Exercise goal:
Copy all entries without alteration and skip the pictures they hold.

— Begin Data listing —

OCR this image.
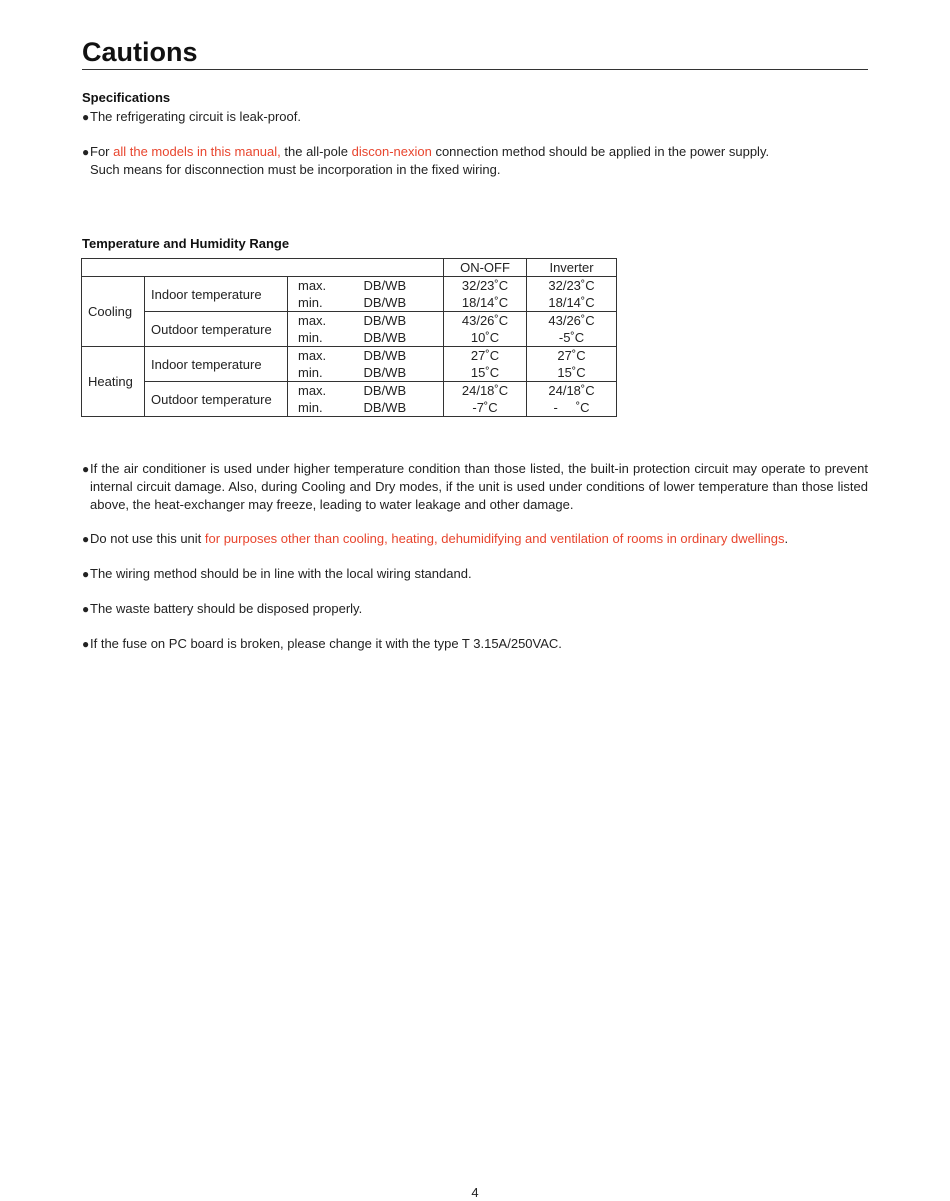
Cautions
Specifications
● The refrigerating circuit is leak-proof.
● For all the models in this manual, the all-pole discon-nexion connection method should be applied in the power supply.
Such means for disconnection must be incorporation in the fixed wiring.
Temperature and Humidity Range
				ON-OFF	Inverter
Cooling	Indoor temperature	max.	DB/WB	32/23˚C	32/23˚C
		min.	DB/WB	18/14˚C	18/14˚C
	Outdoor temperature	max.	DB/WB	43/26˚C	43/26˚C
		min.	DB/WB	10˚C	-5˚C
Heating	Indoor temperature	max.	DB/WB	27˚C	27˚C
		min.	DB/WB	15˚C	15˚C
	Outdoor temperature	max.	DB/WB	24/18˚C	24/18˚C
		min.	DB/WB	-7˚C	-     ˚C
● If the air conditioner is used under higher temperature condition than those listed, the built-in protection circuit may operate to prevent internal circuit damage. Also, during Cooling and Dry modes, if the unit is used under conditions of lower temperature than those listed above, the heat-exchanger may freeze, leading to water leakage and other damage.
● Do not use this unit for purposes other than cooling, heating, dehumidifying and ventilation of rooms in ordinary dwellings.
● The wiring method should be in line with the local wiring standand.
● The waste battery should be disposed properly.
● If the fuse on PC board is broken, please change it with the type T 3.15A/250VAC.
4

— End Data listing —

Task solution:
OCR this image.
Cautions
Specifications
● The refrigerating circuit is leak-proof.
● For all the models in this manual, the all-pole discon-nexion connection method should be applied in the power supply.
Such means for disconnection must be incorporation in the fixed wiring.
Temperature and Humidity Range
				ON-OFF	Inverter
Cooling	Indoor temperature	max.	DB/WB	32/23˚C	32/23˚C
		min.	DB/WB	18/14˚C	18/14˚C
	Outdoor temperature	max.	DB/WB	43/26˚C	43/26˚C
		min.	DB/WB	10˚C	-5˚C
Heating	Indoor temperature	max.	DB/WB	27˚C	27˚C
		min.	DB/WB	15˚C	15˚C
	Outdoor temperature	max.	DB/WB	24/18˚C	24/18˚C
		min.	DB/WB	-7˚C	-     ˚C
● If the air conditioner is used under higher temperature condition than those listed, the built-in protection circuit may operate to prevent internal circuit damage. Also, during Cooling and Dry modes, if the unit is used under conditions of lower temperature than those listed above, the heat-exchanger may freeze, leading to water leakage and other damage.
● Do not use this unit for purposes other than cooling, heating, dehumidifying and ventilation of rooms in ordinary dwellings.
● The wiring method should be in line with the local wiring standand.
● The waste battery should be disposed properly.
● If the fuse on PC board is broken, please change it with the type T 3.15A/250VAC.
4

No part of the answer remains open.